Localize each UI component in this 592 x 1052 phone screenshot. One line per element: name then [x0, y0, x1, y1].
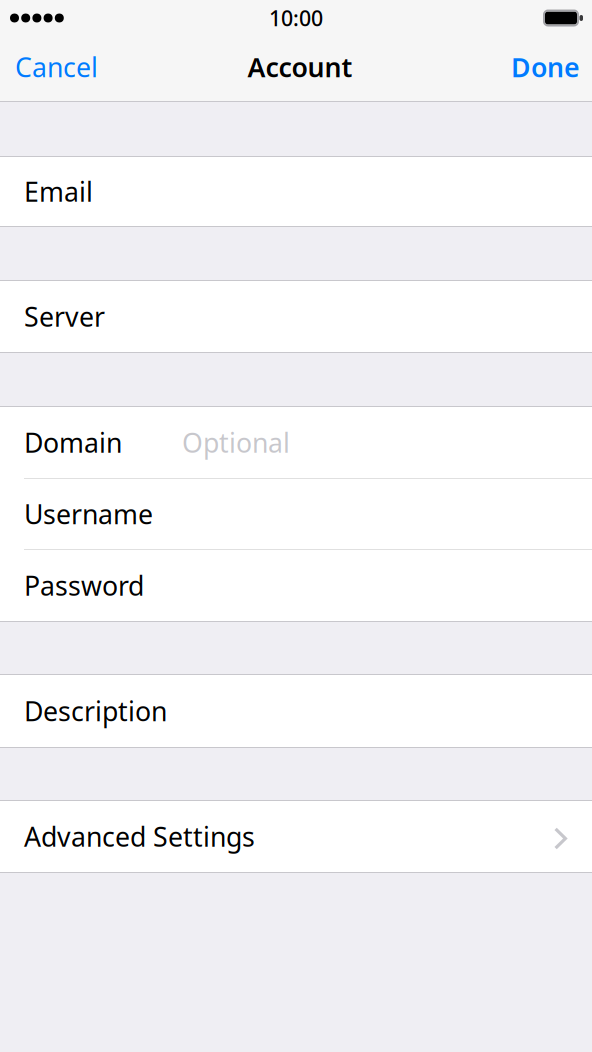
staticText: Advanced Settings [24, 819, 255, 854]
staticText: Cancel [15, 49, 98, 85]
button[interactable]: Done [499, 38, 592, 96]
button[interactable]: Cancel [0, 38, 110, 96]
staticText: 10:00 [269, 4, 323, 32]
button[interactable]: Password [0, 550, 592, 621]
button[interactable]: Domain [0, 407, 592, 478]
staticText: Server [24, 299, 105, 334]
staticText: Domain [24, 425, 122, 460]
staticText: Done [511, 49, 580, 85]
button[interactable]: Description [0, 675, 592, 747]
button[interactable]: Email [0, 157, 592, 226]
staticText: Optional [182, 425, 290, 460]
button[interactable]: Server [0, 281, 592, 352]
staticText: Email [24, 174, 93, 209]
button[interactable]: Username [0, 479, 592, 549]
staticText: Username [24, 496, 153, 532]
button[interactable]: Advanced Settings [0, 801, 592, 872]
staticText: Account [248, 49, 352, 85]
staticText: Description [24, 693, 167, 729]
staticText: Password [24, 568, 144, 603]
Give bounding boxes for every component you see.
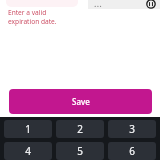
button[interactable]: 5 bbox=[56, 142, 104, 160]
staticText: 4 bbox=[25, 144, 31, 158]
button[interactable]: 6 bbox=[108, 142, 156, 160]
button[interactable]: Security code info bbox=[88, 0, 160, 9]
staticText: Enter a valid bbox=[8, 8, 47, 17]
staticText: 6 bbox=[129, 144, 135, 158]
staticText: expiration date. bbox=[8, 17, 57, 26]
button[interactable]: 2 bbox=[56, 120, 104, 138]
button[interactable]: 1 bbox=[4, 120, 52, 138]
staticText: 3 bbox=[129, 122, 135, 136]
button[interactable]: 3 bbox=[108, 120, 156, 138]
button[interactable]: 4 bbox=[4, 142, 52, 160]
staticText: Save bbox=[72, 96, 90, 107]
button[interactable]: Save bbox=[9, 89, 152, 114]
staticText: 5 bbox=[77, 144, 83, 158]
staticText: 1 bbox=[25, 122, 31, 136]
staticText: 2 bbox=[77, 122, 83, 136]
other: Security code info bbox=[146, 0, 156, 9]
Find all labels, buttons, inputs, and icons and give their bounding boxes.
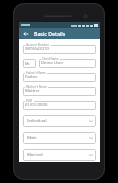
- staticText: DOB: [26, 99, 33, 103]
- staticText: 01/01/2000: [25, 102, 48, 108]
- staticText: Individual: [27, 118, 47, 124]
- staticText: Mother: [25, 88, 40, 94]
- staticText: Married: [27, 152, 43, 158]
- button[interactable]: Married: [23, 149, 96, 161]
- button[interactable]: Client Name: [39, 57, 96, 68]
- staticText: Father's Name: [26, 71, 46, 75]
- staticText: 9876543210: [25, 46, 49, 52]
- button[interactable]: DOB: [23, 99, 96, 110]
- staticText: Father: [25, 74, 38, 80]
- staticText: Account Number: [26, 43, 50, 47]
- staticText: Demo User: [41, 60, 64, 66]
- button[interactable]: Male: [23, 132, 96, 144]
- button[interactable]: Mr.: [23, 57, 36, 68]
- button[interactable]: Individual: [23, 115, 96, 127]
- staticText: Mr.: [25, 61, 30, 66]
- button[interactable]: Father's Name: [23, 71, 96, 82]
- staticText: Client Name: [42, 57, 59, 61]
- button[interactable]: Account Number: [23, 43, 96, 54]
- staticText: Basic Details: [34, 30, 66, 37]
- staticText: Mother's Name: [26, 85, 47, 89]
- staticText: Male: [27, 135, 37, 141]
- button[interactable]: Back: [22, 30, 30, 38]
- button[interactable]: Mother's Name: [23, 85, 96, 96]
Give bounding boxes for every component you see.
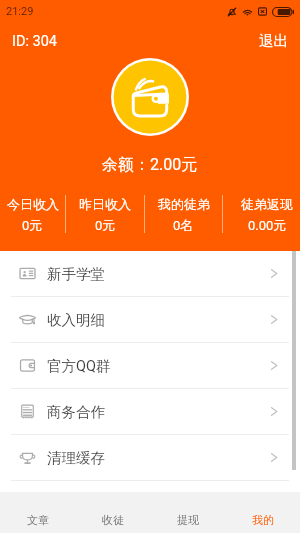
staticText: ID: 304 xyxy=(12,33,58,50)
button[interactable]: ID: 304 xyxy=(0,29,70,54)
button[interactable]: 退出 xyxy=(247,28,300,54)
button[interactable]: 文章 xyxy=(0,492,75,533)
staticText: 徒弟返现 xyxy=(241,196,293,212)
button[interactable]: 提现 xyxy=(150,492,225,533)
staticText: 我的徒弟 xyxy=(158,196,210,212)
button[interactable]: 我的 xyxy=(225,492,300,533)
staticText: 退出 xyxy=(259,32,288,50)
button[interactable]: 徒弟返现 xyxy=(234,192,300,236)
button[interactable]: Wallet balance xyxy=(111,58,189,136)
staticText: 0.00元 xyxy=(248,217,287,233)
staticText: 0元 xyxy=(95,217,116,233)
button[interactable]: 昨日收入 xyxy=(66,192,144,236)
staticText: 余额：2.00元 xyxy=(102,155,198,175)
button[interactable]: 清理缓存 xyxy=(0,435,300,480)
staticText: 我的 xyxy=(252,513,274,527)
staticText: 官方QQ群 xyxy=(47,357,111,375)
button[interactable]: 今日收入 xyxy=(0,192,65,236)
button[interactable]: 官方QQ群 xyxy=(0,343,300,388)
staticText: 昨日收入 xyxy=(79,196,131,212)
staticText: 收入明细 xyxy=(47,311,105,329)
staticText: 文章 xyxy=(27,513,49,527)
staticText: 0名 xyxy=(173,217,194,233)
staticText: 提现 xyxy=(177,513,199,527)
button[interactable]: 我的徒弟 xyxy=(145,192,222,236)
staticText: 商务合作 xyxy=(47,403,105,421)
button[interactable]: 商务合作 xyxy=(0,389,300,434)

======

WORK TO BE COMPLETED: Arrange every line of the records above as a numbered list, omitting blank lines and leaving the pictures out.

SOLUTION TO THE EXERCISE:
1. Localize each UI component in this 592 x 1052 phone screenshot. One line per element: name then [x0, y0, x1, y1].
2. staticText: Advanced Settings [24, 819, 255, 854]
3. staticText: Cancel [15, 49, 98, 85]
4. button[interactable]: Done [499, 38, 592, 96]
5. button[interactable]: Cancel [0, 38, 110, 96]
6. staticText: 10:00 [269, 4, 323, 32]
7. button[interactable]: Password [0, 550, 592, 621]
8. button[interactable]: Domain [0, 407, 592, 478]
9. staticText: Server [24, 299, 105, 334]
10. staticText: Domain [24, 425, 122, 460]
11. staticText: Done [511, 49, 580, 85]
12. button[interactable]: Description [0, 675, 592, 747]
13. button[interactable]: Email [0, 157, 592, 226]
14. staticText: Optional [182, 425, 290, 460]
15. button[interactable]: Server [0, 281, 592, 352]
16. staticText: Email [24, 174, 93, 209]
17. button[interactable]: Username [0, 479, 592, 549]
18. staticText: Username [24, 496, 153, 532]
19. button[interactable]: Advanced Settings [0, 801, 592, 872]
20. staticText: Account [248, 49, 352, 85]
21. staticText: Description [24, 693, 167, 729]
22. staticText: Password [24, 568, 144, 603]
23. Give bounding boxes for every component you see.
24. button[interactable]: 5 bbox=[56, 142, 104, 160]
25. staticText: 4 bbox=[25, 144, 31, 158]
26. button[interactable]: 6 bbox=[108, 142, 156, 160]
27. button[interactable]: Security code info bbox=[88, 0, 160, 9]
28. staticText: Enter a valid bbox=[8, 8, 47, 17]
29. staticText: 6 bbox=[129, 144, 135, 158]
30. staticText: expiration date. bbox=[8, 17, 57, 26]
31. button[interactable]: 2 bbox=[56, 120, 104, 138]
32. button[interactable]: 1 bbox=[4, 120, 52, 138]
33. staticText: 3 bbox=[129, 122, 135, 136]
34. button[interactable]: 3 bbox=[108, 120, 156, 138]
35. button[interactable]: 4 bbox=[4, 142, 52, 160]
36. staticText: Save bbox=[72, 96, 90, 107]
37. button[interactable]: Save bbox=[9, 89, 152, 114]
38. staticText: 5 bbox=[77, 144, 83, 158]
39. staticText: 1 bbox=[25, 122, 31, 136]
40. staticText: 2 bbox=[77, 122, 83, 136]
41. other: Security code info bbox=[146, 0, 156, 9]
42. Find all labels, buttons, inputs, and icons and give their bounding boxes.
43. - staticText: DOB: [26, 99, 33, 103]
44. - staticText: 01/01/2000: [25, 102, 48, 108]
45. - staticText: Individual: [27, 118, 47, 124]
46. - staticText: Mother: [25, 88, 40, 94]
47. - staticText: Married: [27, 152, 43, 158]
48. - button[interactable]: Married: [23, 149, 96, 161]
49. - button[interactable]: Client Name: [39, 57, 96, 68]
50. - staticText: Father's Name: [26, 71, 46, 75]
51. - staticText: 9876543210: [25, 46, 49, 52]
52. - button[interactable]: DOB: [23, 99, 96, 110]
53. - staticText: Father: [25, 74, 38, 80]
54. - staticText: Account Number: [26, 43, 50, 47]
55. - staticText: Demo User: [41, 60, 64, 66]
56. - button[interactable]: Male: [23, 132, 96, 144]
57. - button[interactable]: Mr.: [23, 57, 36, 68]
58. - button[interactable]: Individual: [23, 115, 96, 127]
59. - staticText: Mr.: [25, 61, 30, 66]
60. - button[interactable]: Father's Name: [23, 71, 96, 82]
61. - staticText: Client Name: [42, 57, 59, 61]
62. - button[interactable]: Account Number: [23, 43, 96, 54]
63. - staticText: Basic Details: [34, 30, 66, 37]
64. - staticText: Mother's Name: [26, 85, 47, 89]
65. - staticText: Male: [27, 135, 37, 141]
66. - button[interactable]: Back: [22, 30, 30, 38]
67. - button[interactable]: Mother's Name: [23, 85, 96, 96]
68. Give bounding boxes for every component you see.
69. staticText: ID: 304 xyxy=(12,33,58,50)
70. button[interactable]: ID: 304 xyxy=(0,29,70,54)
71. button[interactable]: 退出 xyxy=(247,28,300,54)
72. button[interactable]: 文章 xyxy=(0,492,75,533)
73. staticText: 徒弟返现 xyxy=(241,196,293,212)
74. button[interactable]: 提现 xyxy=(150,492,225,533)
75. staticText: 我的徒弟 xyxy=(158,196,210,212)
76. button[interactable]: 我的 xyxy=(225,492,300,533)
77. staticText: 退出 xyxy=(259,32,288,50)
78. button[interactable]: 徒弟返现 xyxy=(234,192,300,236)
79. button[interactable]: Wallet balance xyxy=(111,58,189,136)
80. staticText: 0.00元 xyxy=(248,217,287,233)
81. staticText: 0元 xyxy=(95,217,116,233)
82. button[interactable]: 昨日收入 xyxy=(66,192,144,236)
83. staticText: 余额：2.00元 xyxy=(102,155,198,175)
84. button[interactable]: 清理缓存 xyxy=(0,435,300,480)
85. staticText: 我的 xyxy=(252,513,274,527)
86. staticText: 官方QQ群 xyxy=(47,357,111,375)
87. button[interactable]: 今日收入 xyxy=(0,192,65,236)
88. button[interactable]: 官方QQ群 xyxy=(0,343,300,388)
89. staticText: 昨日收入 xyxy=(79,196,131,212)
90. staticText: 收入明细 xyxy=(47,311,105,329)
91. staticText: 文章 xyxy=(27,513,49,527)
92. staticText: 0名 xyxy=(173,217,194,233)
93. staticText: 提现 xyxy=(177,513,199,527)
94. button[interactable]: 我的徒弟 xyxy=(145,192,222,236)
95. staticText: 商务合作 xyxy=(47,403,105,421)
96. button[interactable]: 商务合作 xyxy=(0,389,300,434)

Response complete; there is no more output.